-- BEGIN --
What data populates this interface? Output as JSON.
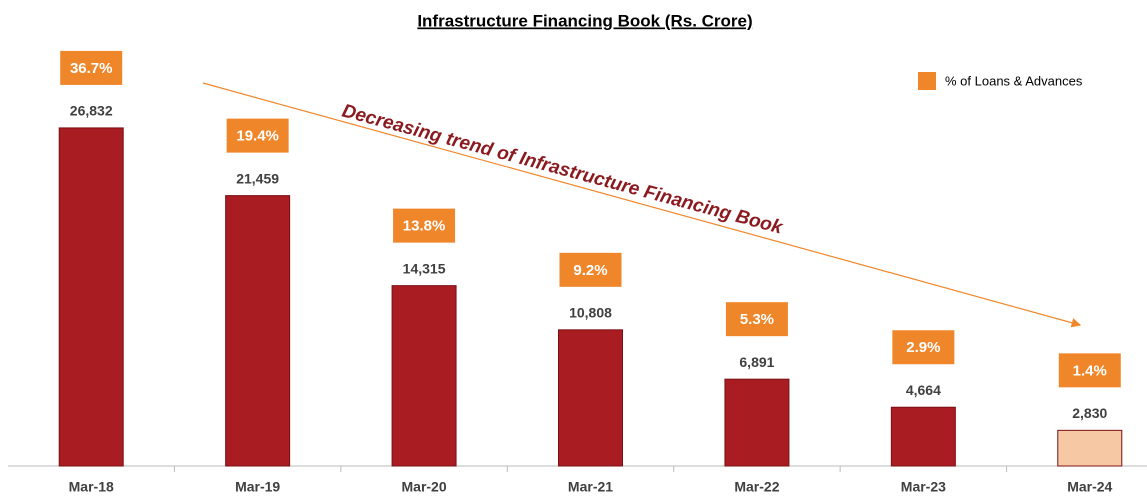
{
  "chart_data": {
    "type": "bar",
    "title": "Infrastructure Financing Book (Rs. Crore)",
    "categories": [
      "Mar-18",
      "Mar-19",
      "Mar-20",
      "Mar-21",
      "Mar-22",
      "Mar-23",
      "Mar-24"
    ],
    "values": [
      26832,
      21459,
      14315,
      10808,
      6891,
      4664,
      2830
    ],
    "value_labels": [
      "26,832",
      "21,459",
      "14,315",
      "10,808",
      "6,891",
      "4,664",
      "2,830"
    ],
    "colors": [
      "#a81c22",
      "#a81c22",
      "#a81c22",
      "#a81c22",
      "#a81c22",
      "#a81c22",
      "#f6c9a4"
    ],
    "ylim": [
      0,
      30000
    ],
    "series": [
      {
        "name": "% of Loans & Advances",
        "color": "#f0862a",
        "values": [
          36.7,
          19.4,
          13.8,
          9.2,
          5.3,
          2.9,
          1.4
        ],
        "value_labels": [
          "36.7%",
          "19.4%",
          "13.8%",
          "9.2%",
          "5.3%",
          "2.9%",
          "1.4%"
        ]
      }
    ],
    "annotation": "Decreasing trend of Infrastructure Financing Book",
    "legend": "top-right"
  }
}
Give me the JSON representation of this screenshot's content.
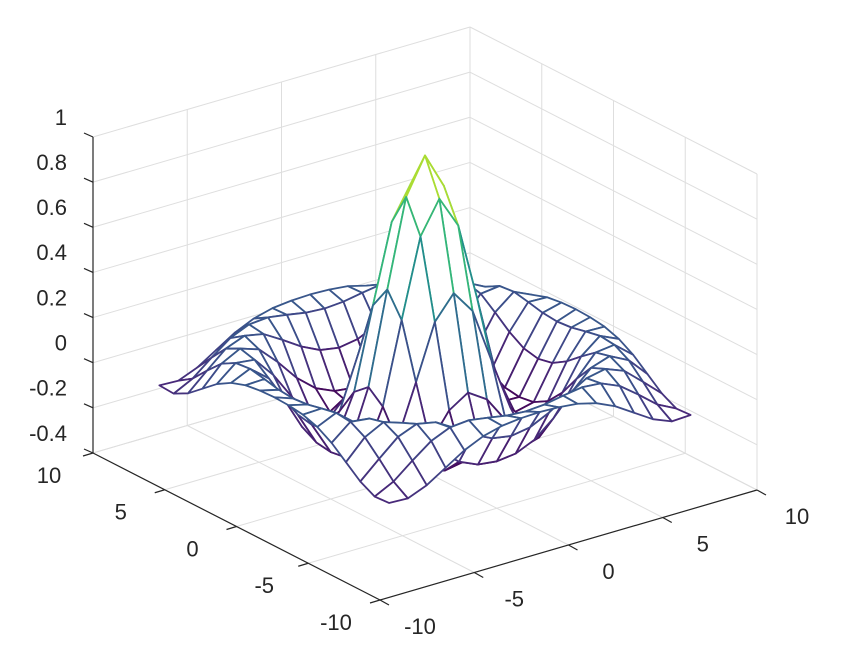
{
  "chart_data": {
    "type": "mesh",
    "colormap": "viridis",
    "grid": true,
    "x": [
      -8,
      -7,
      -6,
      -5,
      -4,
      -3,
      -2,
      -1,
      0,
      1,
      2,
      3,
      4,
      5,
      6,
      7,
      8
    ],
    "y": [
      -8,
      -7,
      -6,
      -5,
      -4,
      -3,
      -2,
      -1,
      0,
      1,
      2,
      3,
      4,
      5,
      6,
      7,
      8
    ],
    "z": [
      [
        -0.084,
        -0.088,
        -0.054,
        -0.001,
        0.052,
        0.09,
        0.112,
        0.121,
        0.124,
        0.121,
        0.112,
        0.09,
        0.052,
        -0.001,
        -0.054,
        -0.088,
        -0.084
      ],
      [
        -0.088,
        -0.046,
        0.022,
        0.085,
        0.121,
        0.128,
        0.115,
        0.1,
        0.094,
        0.1,
        0.115,
        0.128,
        0.121,
        0.085,
        0.022,
        -0.046,
        -0.088
      ],
      [
        -0.054,
        0.022,
        0.095,
        0.128,
        0.111,
        0.061,
        0.007,
        -0.033,
        -0.047,
        -0.033,
        0.007,
        0.061,
        0.111,
        0.128,
        0.095,
        0.022,
        -0.054
      ],
      [
        -0.001,
        0.085,
        0.128,
        0.1,
        0.019,
        -0.075,
        -0.145,
        -0.182,
        -0.192,
        -0.182,
        -0.145,
        -0.075,
        0.019,
        0.1,
        0.128,
        0.085,
        -0.001
      ],
      [
        0.052,
        0.121,
        0.111,
        0.019,
        -0.104,
        -0.192,
        -0.217,
        -0.202,
        -0.189,
        -0.202,
        -0.217,
        -0.192,
        -0.104,
        0.019,
        0.111,
        0.121,
        0.052
      ],
      [
        0.09,
        0.128,
        0.061,
        -0.075,
        -0.192,
        -0.21,
        -0.124,
        -0.007,
        0.047,
        -0.007,
        -0.124,
        -0.21,
        -0.192,
        -0.075,
        0.061,
        0.128,
        0.09
      ],
      [
        0.112,
        0.115,
        0.007,
        -0.145,
        -0.217,
        -0.124,
        0.109,
        0.352,
        0.455,
        0.352,
        0.109,
        -0.124,
        -0.217,
        -0.145,
        0.007,
        0.115,
        0.112
      ],
      [
        0.121,
        0.1,
        -0.033,
        -0.182,
        -0.202,
        -0.007,
        0.352,
        0.698,
        0.841,
        0.698,
        0.352,
        -0.007,
        -0.202,
        -0.182,
        -0.033,
        0.1,
        0.121
      ],
      [
        0.124,
        0.094,
        -0.047,
        -0.192,
        -0.189,
        0.047,
        0.455,
        0.841,
        1,
        0.841,
        0.455,
        0.047,
        -0.189,
        -0.192,
        -0.047,
        0.094,
        0.124
      ],
      [
        0.121,
        0.1,
        -0.033,
        -0.182,
        -0.202,
        -0.007,
        0.352,
        0.698,
        0.841,
        0.698,
        0.352,
        -0.007,
        -0.202,
        -0.182,
        -0.033,
        0.1,
        0.121
      ],
      [
        0.112,
        0.115,
        0.007,
        -0.145,
        -0.217,
        -0.124,
        0.109,
        0.352,
        0.455,
        0.352,
        0.109,
        -0.124,
        -0.217,
        -0.145,
        0.007,
        0.115,
        0.112
      ],
      [
        0.09,
        0.128,
        0.061,
        -0.075,
        -0.192,
        -0.21,
        -0.124,
        -0.007,
        0.047,
        -0.007,
        -0.124,
        -0.21,
        -0.192,
        -0.075,
        0.061,
        0.128,
        0.09
      ],
      [
        0.052,
        0.121,
        0.111,
        0.019,
        -0.104,
        -0.192,
        -0.217,
        -0.202,
        -0.189,
        -0.202,
        -0.217,
        -0.192,
        -0.104,
        0.019,
        0.111,
        0.121,
        0.052
      ],
      [
        -0.001,
        0.085,
        0.128,
        0.1,
        0.019,
        -0.075,
        -0.145,
        -0.182,
        -0.192,
        -0.182,
        -0.145,
        -0.075,
        0.019,
        0.1,
        0.128,
        0.085,
        -0.001
      ],
      [
        -0.054,
        0.022,
        0.095,
        0.128,
        0.111,
        0.061,
        0.007,
        -0.033,
        -0.047,
        -0.033,
        0.007,
        0.061,
        0.111,
        0.128,
        0.095,
        0.022,
        -0.054
      ],
      [
        -0.088,
        -0.046,
        0.022,
        0.085,
        0.121,
        0.128,
        0.115,
        0.1,
        0.094,
        0.1,
        0.115,
        0.128,
        0.121,
        0.085,
        0.022,
        -0.046,
        -0.088
      ],
      [
        -0.084,
        -0.088,
        -0.054,
        -0.001,
        0.052,
        0.09,
        0.112,
        0.121,
        0.124,
        0.121,
        0.112,
        0.09,
        0.052,
        -0.001,
        -0.054,
        -0.088,
        -0.084
      ]
    ],
    "xlim": [
      -10,
      10
    ],
    "xticks": [
      -10,
      -5,
      0,
      5,
      10
    ],
    "ylim": [
      -10,
      10
    ],
    "yticks": [
      -10,
      -5,
      0,
      5,
      10
    ],
    "zlim": [
      -0.4,
      1
    ],
    "zticks": [
      -0.4,
      -0.2,
      0,
      0.2,
      0.4,
      0.6,
      0.8,
      1
    ]
  }
}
-- END --
## EXERCISE
Leave out the pictures and retype every line above exactly.

## WORKED ANSWER
What data populates this interface? Output as JSON.
{
  "chart_data": {
    "type": "bar",
    "title": "Infrastructure Financing Book (Rs. Crore)",
    "categories": [
      "Mar-18",
      "Mar-19",
      "Mar-20",
      "Mar-21",
      "Mar-22",
      "Mar-23",
      "Mar-24"
    ],
    "values": [
      26832,
      21459,
      14315,
      10808,
      6891,
      4664,
      2830
    ],
    "value_labels": [
      "26,832",
      "21,459",
      "14,315",
      "10,808",
      "6,891",
      "4,664",
      "2,830"
    ],
    "colors": [
      "#a81c22",
      "#a81c22",
      "#a81c22",
      "#a81c22",
      "#a81c22",
      "#a81c22",
      "#f6c9a4"
    ],
    "ylim": [
      0,
      30000
    ],
    "series": [
      {
        "name": "% of Loans & Advances",
        "color": "#f0862a",
        "values": [
          36.7,
          19.4,
          13.8,
          9.2,
          5.3,
          2.9,
          1.4
        ],
        "value_labels": [
          "36.7%",
          "19.4%",
          "13.8%",
          "9.2%",
          "5.3%",
          "2.9%",
          "1.4%"
        ]
      }
    ],
    "annotation": "Decreasing trend of Infrastructure Financing Book",
    "legend": "top-right"
  }
}
Give me the JSON representation of this screenshot's content.
{
  "chart_data": {
    "type": "mesh",
    "colormap": "viridis",
    "grid": true,
    "x": [
      -8,
      -7,
      -6,
      -5,
      -4,
      -3,
      -2,
      -1,
      0,
      1,
      2,
      3,
      4,
      5,
      6,
      7,
      8
    ],
    "y": [
      -8,
      -7,
      -6,
      -5,
      -4,
      -3,
      -2,
      -1,
      0,
      1,
      2,
      3,
      4,
      5,
      6,
      7,
      8
    ],
    "z": [
      [
        -0.084,
        -0.088,
        -0.054,
        -0.001,
        0.052,
        0.09,
        0.112,
        0.121,
        0.124,
        0.121,
        0.112,
        0.09,
        0.052,
        -0.001,
        -0.054,
        -0.088,
        -0.084
      ],
      [
        -0.088,
        -0.046,
        0.022,
        0.085,
        0.121,
        0.128,
        0.115,
        0.1,
        0.094,
        0.1,
        0.115,
        0.128,
        0.121,
        0.085,
        0.022,
        -0.046,
        -0.088
      ],
      [
        -0.054,
        0.022,
        0.095,
        0.128,
        0.111,
        0.061,
        0.007,
        -0.033,
        -0.047,
        -0.033,
        0.007,
        0.061,
        0.111,
        0.128,
        0.095,
        0.022,
        -0.054
      ],
      [
        -0.001,
        0.085,
        0.128,
        0.1,
        0.019,
        -0.075,
        -0.145,
        -0.182,
        -0.192,
        -0.182,
        -0.145,
        -0.075,
        0.019,
        0.1,
        0.128,
        0.085,
        -0.001
      ],
      [
        0.052,
        0.121,
        0.111,
        0.019,
        -0.104,
        -0.192,
        -0.217,
        -0.202,
        -0.189,
        -0.202,
        -0.217,
        -0.192,
        -0.104,
        0.019,
        0.111,
        0.121,
        0.052
      ],
      [
        0.09,
        0.128,
        0.061,
        -0.075,
        -0.192,
        -0.21,
        -0.124,
        -0.007,
        0.047,
        -0.007,
        -0.124,
        -0.21,
        -0.192,
        -0.075,
        0.061,
        0.128,
        0.09
      ],
      [
        0.112,
        0.115,
        0.007,
        -0.145,
        -0.217,
        -0.124,
        0.109,
        0.352,
        0.455,
        0.352,
        0.109,
        -0.124,
        -0.217,
        -0.145,
        0.007,
        0.115,
        0.112
      ],
      [
        0.121,
        0.1,
        -0.033,
        -0.182,
        -0.202,
        -0.007,
        0.352,
        0.698,
        0.841,
        0.698,
        0.352,
        -0.007,
        -0.202,
        -0.182,
        -0.033,
        0.1,
        0.121
      ],
      [
        0.124,
        0.094,
        -0.047,
        -0.192,
        -0.189,
        0.047,
        0.455,
        0.841,
        1,
        0.841,
        0.455,
        0.047,
        -0.189,
        -0.192,
        -0.047,
        0.094,
        0.124
      ],
      [
        0.121,
        0.1,
        -0.033,
        -0.182,
        -0.202,
        -0.007,
        0.352,
        0.698,
        0.841,
        0.698,
        0.352,
        -0.007,
        -0.202,
        -0.182,
        -0.033,
        0.1,
        0.121
      ],
      [
        0.112,
        0.115,
        0.007,
        -0.145,
        -0.217,
        -0.124,
        0.109,
        0.352,
        0.455,
        0.352,
        0.109,
        -0.124,
        -0.217,
        -0.145,
        0.007,
        0.115,
        0.112
      ],
      [
        0.09,
        0.128,
        0.061,
        -0.075,
        -0.192,
        -0.21,
        -0.124,
        -0.007,
        0.047,
        -0.007,
        -0.124,
        -0.21,
        -0.192,
        -0.075,
        0.061,
        0.128,
        0.09
      ],
      [
        0.052,
        0.121,
        0.111,
        0.019,
        -0.104,
        -0.192,
        -0.217,
        -0.202,
        -0.189,
        -0.202,
        -0.217,
        -0.192,
        -0.104,
        0.019,
        0.111,
        0.121,
        0.052
      ],
      [
        -0.001,
        0.085,
        0.128,
        0.1,
        0.019,
        -0.075,
        -0.145,
        -0.182,
        -0.192,
        -0.182,
        -0.145,
        -0.075,
        0.019,
        0.1,
        0.128,
        0.085,
        -0.001
      ],
      [
        -0.054,
        0.022,
        0.095,
        0.128,
        0.111,
        0.061,
        0.007,
        -0.033,
        -0.047,
        -0.033,
        0.007,
        0.061,
        0.111,
        0.128,
        0.095,
        0.022,
        -0.054
      ],
      [
        -0.088,
        -0.046,
        0.022,
        0.085,
        0.121,
        0.128,
        0.115,
        0.1,
        0.094,
        0.1,
        0.115,
        0.128,
        0.121,
        0.085,
        0.022,
        -0.046,
        -0.088
      ],
      [
        -0.084,
        -0.088,
        -0.054,
        -0.001,
        0.052,
        0.09,
        0.112,
        0.121,
        0.124,
        0.121,
        0.112,
        0.09,
        0.052,
        -0.001,
        -0.054,
        -0.088,
        -0.084
      ]
    ],
    "xlim": [
      -10,
      10
    ],
    "xticks": [
      -10,
      -5,
      0,
      5,
      10
    ],
    "ylim": [
      -10,
      10
    ],
    "yticks": [
      -10,
      -5,
      0,
      5,
      10
    ],
    "zlim": [
      -0.4,
      1
    ],
    "zticks": [
      -0.4,
      -0.2,
      0,
      0.2,
      0.4,
      0.6,
      0.8,
      1
    ]
  }
}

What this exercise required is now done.